Data extract:
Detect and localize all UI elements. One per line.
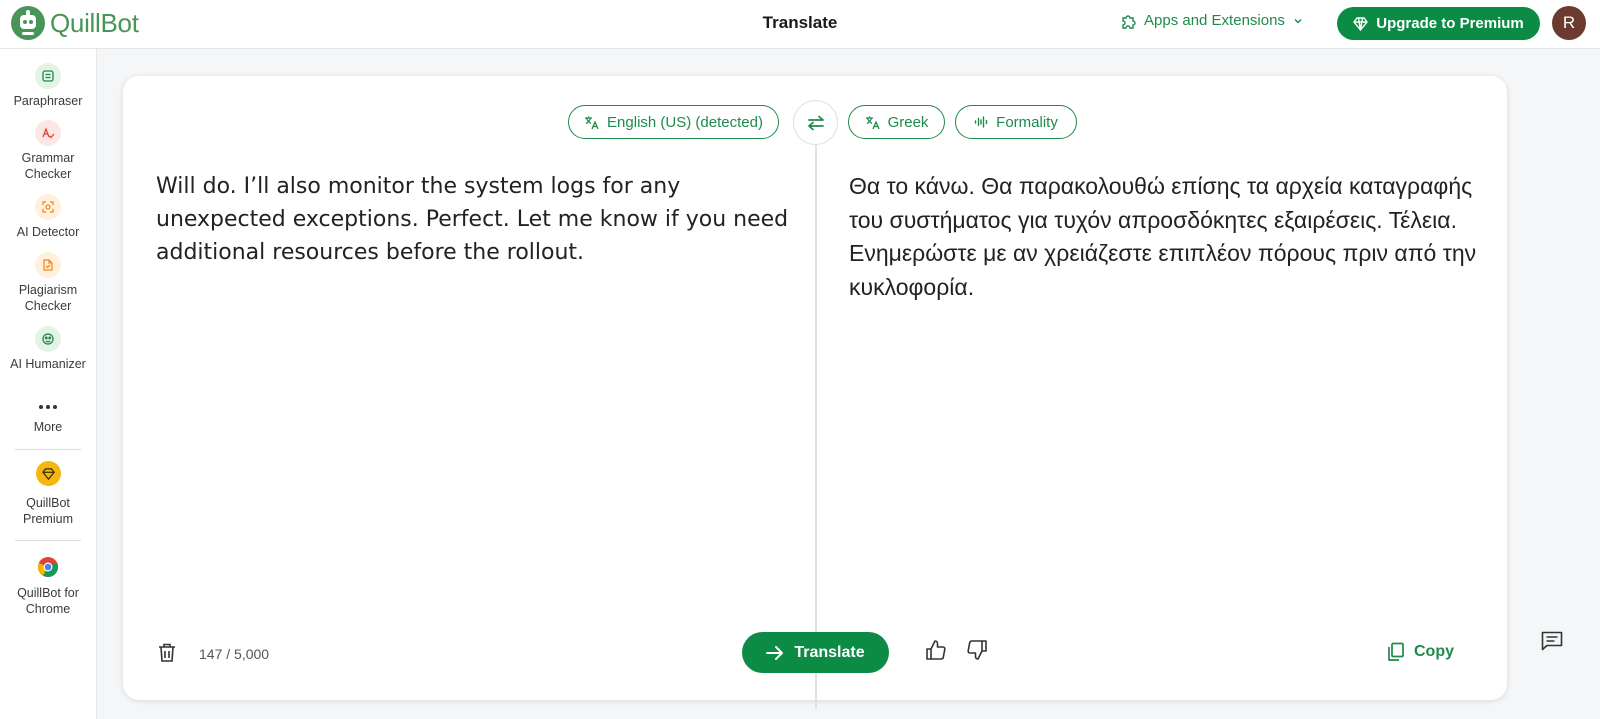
sidebar-item-quillbot-premium[interactable]: QuillBot Premium xyxy=(0,461,96,527)
diamond-icon xyxy=(1353,16,1369,31)
thumbs-down-button[interactable] xyxy=(966,639,988,666)
sidebar-item-ai-detector[interactable]: AI Detector xyxy=(0,194,96,240)
translate-icon xyxy=(865,116,880,129)
target-language-selector[interactable]: Greek xyxy=(848,105,945,139)
target-language-label: Greek xyxy=(887,113,929,131)
source-text-input[interactable]: Will do. I’ll also monitor the system lo… xyxy=(156,170,796,269)
sidebar: Paraphraser Grammar Checker AI Detector … xyxy=(0,49,97,719)
formality-selector[interactable]: Formality xyxy=(955,105,1077,139)
sidebar-label-ai-detector: AI Detector xyxy=(16,225,80,239)
sidebar-item-paraphraser[interactable]: Paraphraser xyxy=(0,63,96,109)
sidebar-label-more: More xyxy=(33,420,63,434)
arrow-right-icon xyxy=(766,645,784,660)
sidebar-item-more[interactable]: More xyxy=(0,399,96,435)
sidebar-item-plagiarism-checker[interactable]: Plagiarism Checker xyxy=(0,252,96,314)
sidebar-label-paraphraser: Paraphraser xyxy=(13,94,83,108)
ai-humanizer-icon xyxy=(35,326,61,352)
thumbs-up-icon xyxy=(926,640,946,660)
sidebar-label-quillbot-premium: QuillBot Premium xyxy=(22,496,73,526)
translate-card: English (US) (detected) Greek Formality … xyxy=(123,76,1507,708)
feedback-button[interactable] xyxy=(1541,631,1563,656)
feedback-icon xyxy=(1541,631,1563,651)
swap-icon xyxy=(807,115,824,130)
premium-diamond-icon xyxy=(35,461,61,486)
top-bar: QuillBot Translate Apps and Extensions U… xyxy=(0,0,1600,49)
copy-icon xyxy=(1388,642,1404,661)
sidebar-label-plagiarism-checker: Plagiarism Checker xyxy=(18,283,78,313)
grammar-checker-icon xyxy=(35,120,61,146)
copy-button[interactable]: Copy xyxy=(1387,642,1454,662)
sidebar-divider xyxy=(15,449,81,450)
translated-text-output: Θα το κάνω. Θα παρακολουθώ επίσης τα αρχ… xyxy=(849,173,1477,300)
source-language-selector[interactable]: English (US) (detected) xyxy=(568,105,779,139)
swap-languages-button[interactable] xyxy=(793,100,838,145)
ai-detector-icon xyxy=(35,194,61,220)
sidebar-divider xyxy=(15,540,81,541)
sidebar-label-grammar-checker: Grammar Checker xyxy=(21,151,75,181)
upgrade-to-premium-button[interactable]: Upgrade to Premium xyxy=(1337,7,1540,40)
trash-icon xyxy=(159,643,175,662)
puzzle-icon xyxy=(1122,14,1136,29)
apps-and-extensions-menu[interactable]: Apps and Extensions xyxy=(1120,12,1303,29)
thumbs-up-button[interactable] xyxy=(925,639,947,666)
paraphraser-icon xyxy=(35,63,61,89)
avatar[interactable]: R xyxy=(1552,6,1586,40)
panel-divider xyxy=(815,142,817,708)
translate-icon xyxy=(585,116,599,129)
formality-icon xyxy=(974,116,988,128)
sidebar-label-quillbot-for-chrome: QuillBot for Chrome xyxy=(17,586,79,616)
sidebar-item-ai-humanizer[interactable]: AI Humanizer xyxy=(0,326,96,372)
character-counter: 147 / 5,000 xyxy=(199,646,270,662)
chrome-icon xyxy=(36,555,60,579)
thumbs-down-icon xyxy=(967,640,987,660)
translate-button-label: Translate xyxy=(794,643,865,661)
sidebar-label-ai-humanizer: AI Humanizer xyxy=(10,357,86,371)
copy-label: Copy xyxy=(1414,643,1454,660)
plagiarism-checker-icon xyxy=(35,252,61,278)
source-language-label: English (US) (detected) xyxy=(607,113,763,131)
apps-and-extensions-label: Apps and Extensions xyxy=(1144,12,1285,29)
upgrade-label: Upgrade to Premium xyxy=(1376,15,1524,32)
sidebar-item-quillbot-for-chrome[interactable]: QuillBot for Chrome xyxy=(0,555,96,617)
clear-text-button[interactable] xyxy=(158,643,176,668)
sidebar-item-grammar-checker[interactable]: Grammar Checker xyxy=(0,120,96,182)
chevron-down-icon xyxy=(1294,18,1302,24)
more-icon xyxy=(35,399,61,415)
translate-button[interactable]: Translate xyxy=(742,632,889,673)
formality-label: Formality xyxy=(996,113,1058,131)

Aim: Copy the listing above word for word, leaving out the picture.

Answer:
Detect and localize all UI elements. One per line.
sidebar-item-quillbot-premium[interactable]: QuillBot Premium xyxy=(0,461,96,527)
diamond-icon xyxy=(1353,16,1369,31)
thumbs-down-button[interactable] xyxy=(966,639,988,666)
sidebar-item-ai-detector[interactable]: AI Detector xyxy=(0,194,96,240)
translate-icon xyxy=(865,116,880,129)
target-language-selector[interactable]: Greek xyxy=(848,105,945,139)
target-language-label: Greek xyxy=(887,113,929,131)
source-text-input[interactable]: Will do. I’ll also monitor the system lo… xyxy=(156,170,796,269)
sidebar: Paraphraser Grammar Checker AI Detector … xyxy=(0,49,97,719)
formality-selector[interactable]: Formality xyxy=(955,105,1077,139)
sidebar-label-ai-detector: AI Detector xyxy=(16,225,80,239)
sidebar-item-paraphraser[interactable]: Paraphraser xyxy=(0,63,96,109)
sidebar-label-more: More xyxy=(33,420,63,434)
arrow-right-icon xyxy=(766,645,784,660)
sidebar-item-more[interactable]: More xyxy=(0,399,96,435)
sidebar-item-plagiarism-checker[interactable]: Plagiarism Checker xyxy=(0,252,96,314)
sidebar-label-paraphraser: Paraphraser xyxy=(13,94,83,108)
ai-humanizer-icon xyxy=(35,326,61,352)
thumbs-up-icon xyxy=(926,640,946,660)
sidebar-label-quillbot-premium: QuillBot Premium xyxy=(22,496,73,526)
translate-card: English (US) (detected) Greek Formality … xyxy=(123,76,1507,708)
feedback-button[interactable] xyxy=(1541,631,1563,656)
feedback-icon xyxy=(1541,631,1563,651)
swap-icon xyxy=(807,115,824,130)
premium-diamond-icon xyxy=(35,461,61,486)
top-bar: QuillBot Translate Apps and Extensions U… xyxy=(0,0,1600,49)
copy-icon xyxy=(1388,642,1404,661)
sidebar-label-plagiarism-checker: Plagiarism Checker xyxy=(18,283,78,313)
grammar-checker-icon xyxy=(35,120,61,146)
copy-button[interactable]: Copy xyxy=(1387,642,1454,662)
sidebar-divider xyxy=(15,449,81,450)
translated-text-output: Θα το κάνω. Θα παρακολουθώ επίσης τα αρχ… xyxy=(849,173,1477,300)
source-language-selector[interactable]: English (US) (detected) xyxy=(568,105,779,139)
swap-languages-button[interactable] xyxy=(793,100,838,145)
ai-detector-icon xyxy=(35,194,61,220)
sidebar-divider xyxy=(15,540,81,541)
sidebar-label-grammar-checker: Grammar Checker xyxy=(21,151,75,181)
upgrade-to-premium-button[interactable]: Upgrade to Premium xyxy=(1337,7,1540,40)
trash-icon xyxy=(159,643,175,662)
puzzle-icon xyxy=(1122,14,1136,29)
apps-and-extensions-menu[interactable]: Apps and Extensions xyxy=(1120,12,1303,29)
thumbs-up-button[interactable] xyxy=(925,639,947,666)
paraphraser-icon xyxy=(35,63,61,89)
avatar[interactable]: R xyxy=(1552,6,1586,40)
panel-divider xyxy=(815,142,817,708)
translate-icon xyxy=(585,116,599,129)
formality-icon xyxy=(974,116,988,128)
sidebar-label-quillbot-for-chrome: QuillBot for Chrome xyxy=(17,586,79,616)
sidebar-item-ai-humanizer[interactable]: AI Humanizer xyxy=(0,326,96,372)
character-counter: 147 / 5,000 xyxy=(199,646,270,662)
chrome-icon xyxy=(36,555,60,579)
thumbs-down-icon xyxy=(967,640,987,660)
translate-button-label: Translate xyxy=(794,643,865,661)
sidebar-label-ai-humanizer: AI Humanizer xyxy=(10,357,86,371)
copy-label: Copy xyxy=(1414,643,1454,660)
plagiarism-checker-icon xyxy=(35,252,61,278)
source-language-label: English (US) (detected) xyxy=(607,113,763,131)
apps-and-extensions-label: Apps and Extensions xyxy=(1144,12,1285,29)
upgrade-label: Upgrade to Premium xyxy=(1376,15,1524,32)
sidebar-item-quillbot-for-chrome[interactable]: QuillBot for Chrome xyxy=(0,555,96,617)
clear-text-button[interactable] xyxy=(158,643,176,668)
sidebar-item-grammar-checker[interactable]: Grammar Checker xyxy=(0,120,96,182)
chevron-down-icon xyxy=(1294,18,1302,24)
more-icon xyxy=(35,399,61,415)
translate-button[interactable]: Translate xyxy=(742,632,889,673)
formality-label: Formality xyxy=(996,113,1058,131)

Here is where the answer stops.